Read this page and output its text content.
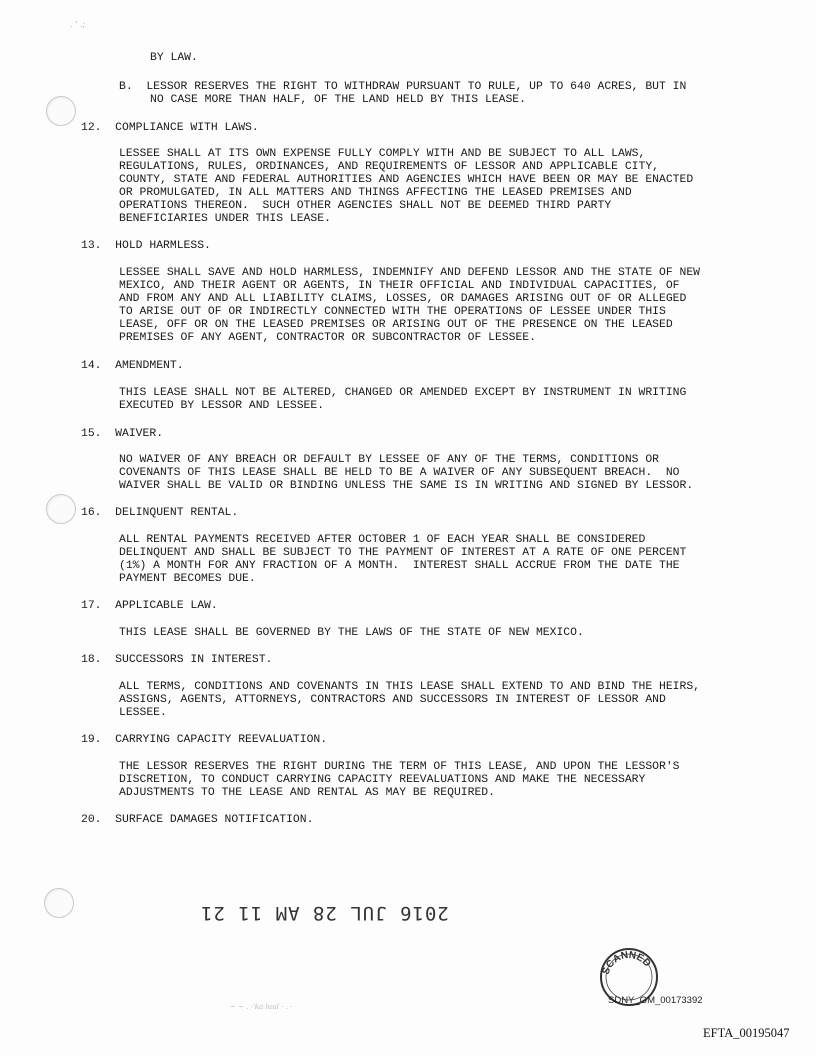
. ' .;
BY LAW.
B.  LESSOR RESERVES THE RIGHT TO WITHDRAW PURSUANT TO RULE, UP TO 640 ACRES, BUT IN
NO CASE MORE THAN HALF, OF THE LAND HELD BY THIS LEASE.
12.  COMPLIANCE WITH LAWS.
LESSEE SHALL AT ITS OWN EXPENSE FULLY COMPLY WITH AND BE SUBJECT TO ALL LAWS,
REGULATIONS, RULES, ORDINANCES, AND REQUIREMENTS OF LESSOR AND APPLICABLE CITY,
COUNTY, STATE AND FEDERAL AUTHORITIES AND AGENCIES WHICH HAVE BEEN OR MAY BE ENACTED
OR PROMULGATED, IN ALL MATTERS AND THINGS AFFECTING THE LEASED PREMISES AND
OPERATIONS THEREON.  SUCH OTHER AGENCIES SHALL NOT BE DEEMED THIRD PARTY
BENEFICIARIES UNDER THIS LEASE.
13.  HOLD HARMLESS.
LESSEE SHALL SAVE AND HOLD HARMLESS, INDEMNIFY AND DEFEND LESSOR AND THE STATE OF NEW
MEXICO, AND THEIR AGENT OR AGENTS, IN THEIR OFFICIAL AND INDIVIDUAL CAPACITIES, OF
AND FROM ANY AND ALL LIABILITY CLAIMS, LOSSES, OR DAMAGES ARISING OUT OF OR ALLEGED
TO ARISE OUT OF OR INDIRECTLY CONNECTED WITH THE OPERATIONS OF LESSEE UNDER THIS
LEASE, OFF OR ON THE LEASED PREMISES OR ARISING OUT OF THE PRESENCE ON THE LEASED
PREMISES OF ANY AGENT, CONTRACTOR OR SUBCONTRACTOR OF LESSEE.
14.  AMENDMENT.
THIS LEASE SHALL NOT BE ALTERED, CHANGED OR AMENDED EXCEPT BY INSTRUMENT IN WRITING
EXECUTED BY LESSOR AND LESSEE.
15.  WAIVER.
NO WAIVER OF ANY BREACH OR DEFAULT BY LESSEE OF ANY OF THE TERMS, CONDITIONS OR
COVENANTS OF THIS LEASE SHALL BE HELD TO BE A WAIVER OF ANY SUBSEQUENT BREACH.  NO
WAIVER SHALL BE VALID OR BINDING UNLESS THE SAME IS IN WRITING AND SIGNED BY LESSOR.
16.  DELINQUENT RENTAL.
ALL RENTAL PAYMENTS RECEIVED AFTER OCTOBER 1 OF EACH YEAR SHALL BE CONSIDERED
DELINQUENT AND SHALL BE SUBJECT TO THE PAYMENT OF INTEREST AT A RATE OF ONE PERCENT
(1%) A MONTH FOR ANY FRACTION OF A MONTH.  INTEREST SHALL ACCRUE FROM THE DATE THE
PAYMENT BECOMES DUE.
17.  APPLICABLE LAW.
THIS LEASE SHALL BE GOVERNED BY THE LAWS OF THE STATE OF NEW MEXICO.
18.  SUCCESSORS IN INTEREST.
ALL TERMS, CONDITIONS AND COVENANTS IN THIS LEASE SHALL EXTEND TO AND BIND THE HEIRS,
ASSIGNS, AGENTS, ATTORNEYS, CONTRACTORS AND SUCCESSORS IN INTEREST OF LESSOR AND
LESSEE.
19.  CARRYING CAPACITY REEVALUATION.
THE LESSOR RESERVES THE RIGHT DURING THE TERM OF THIS LEASE, AND UPON THE LESSOR'S
DISCRETION, TO CONDUCT CARRYING CAPACITY REEVALUATIONS AND MAKE THE NECESSARY
ADJUSTMENTS TO THE LEASE AND RENTAL AS MAY BE REQUIRED.
20.  SURFACE DAMAGES NOTIFICATION.
2016 JUL 28 AM 11 21
SCANNED
SDNY_GM_00173392
~ ~ . ·'ka luul · . ·
EFTA_00195047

▬▬▬▬▬▬

— Goal —
Transcribe each entry above exactly, apart from the pictures.

— Problem solution —
Read this page and output its text content.
. ' .;
BY LAW.
B.  LESSOR RESERVES THE RIGHT TO WITHDRAW PURSUANT TO RULE, UP TO 640 ACRES, BUT IN
NO CASE MORE THAN HALF, OF THE LAND HELD BY THIS LEASE.
12.  COMPLIANCE WITH LAWS.
LESSEE SHALL AT ITS OWN EXPENSE FULLY COMPLY WITH AND BE SUBJECT TO ALL LAWS,
REGULATIONS, RULES, ORDINANCES, AND REQUIREMENTS OF LESSOR AND APPLICABLE CITY,
COUNTY, STATE AND FEDERAL AUTHORITIES AND AGENCIES WHICH HAVE BEEN OR MAY BE ENACTED
OR PROMULGATED, IN ALL MATTERS AND THINGS AFFECTING THE LEASED PREMISES AND
OPERATIONS THEREON.  SUCH OTHER AGENCIES SHALL NOT BE DEEMED THIRD PARTY
BENEFICIARIES UNDER THIS LEASE.
13.  HOLD HARMLESS.
LESSEE SHALL SAVE AND HOLD HARMLESS, INDEMNIFY AND DEFEND LESSOR AND THE STATE OF NEW
MEXICO, AND THEIR AGENT OR AGENTS, IN THEIR OFFICIAL AND INDIVIDUAL CAPACITIES, OF
AND FROM ANY AND ALL LIABILITY CLAIMS, LOSSES, OR DAMAGES ARISING OUT OF OR ALLEGED
TO ARISE OUT OF OR INDIRECTLY CONNECTED WITH THE OPERATIONS OF LESSEE UNDER THIS
LEASE, OFF OR ON THE LEASED PREMISES OR ARISING OUT OF THE PRESENCE ON THE LEASED
PREMISES OF ANY AGENT, CONTRACTOR OR SUBCONTRACTOR OF LESSEE.
14.  AMENDMENT.
THIS LEASE SHALL NOT BE ALTERED, CHANGED OR AMENDED EXCEPT BY INSTRUMENT IN WRITING
EXECUTED BY LESSOR AND LESSEE.
15.  WAIVER.
NO WAIVER OF ANY BREACH OR DEFAULT BY LESSEE OF ANY OF THE TERMS, CONDITIONS OR
COVENANTS OF THIS LEASE SHALL BE HELD TO BE A WAIVER OF ANY SUBSEQUENT BREACH.  NO
WAIVER SHALL BE VALID OR BINDING UNLESS THE SAME IS IN WRITING AND SIGNED BY LESSOR.
16.  DELINQUENT RENTAL.
ALL RENTAL PAYMENTS RECEIVED AFTER OCTOBER 1 OF EACH YEAR SHALL BE CONSIDERED
DELINQUENT AND SHALL BE SUBJECT TO THE PAYMENT OF INTEREST AT A RATE OF ONE PERCENT
(1%) A MONTH FOR ANY FRACTION OF A MONTH.  INTEREST SHALL ACCRUE FROM THE DATE THE
PAYMENT BECOMES DUE.
17.  APPLICABLE LAW.
THIS LEASE SHALL BE GOVERNED BY THE LAWS OF THE STATE OF NEW MEXICO.
18.  SUCCESSORS IN INTEREST.
ALL TERMS, CONDITIONS AND COVENANTS IN THIS LEASE SHALL EXTEND TO AND BIND THE HEIRS,
ASSIGNS, AGENTS, ATTORNEYS, CONTRACTORS AND SUCCESSORS IN INTEREST OF LESSOR AND
LESSEE.
19.  CARRYING CAPACITY REEVALUATION.
THE LESSOR RESERVES THE RIGHT DURING THE TERM OF THIS LEASE, AND UPON THE LESSOR'S
DISCRETION, TO CONDUCT CARRYING CAPACITY REEVALUATIONS AND MAKE THE NECESSARY
ADJUSTMENTS TO THE LEASE AND RENTAL AS MAY BE REQUIRED.
20.  SURFACE DAMAGES NOTIFICATION.
2016 JUL 28 AM 11 21
SCANNED
SDNY_GM_00173392
~ ~ . ·'ka luul · . ·
EFTA_00195047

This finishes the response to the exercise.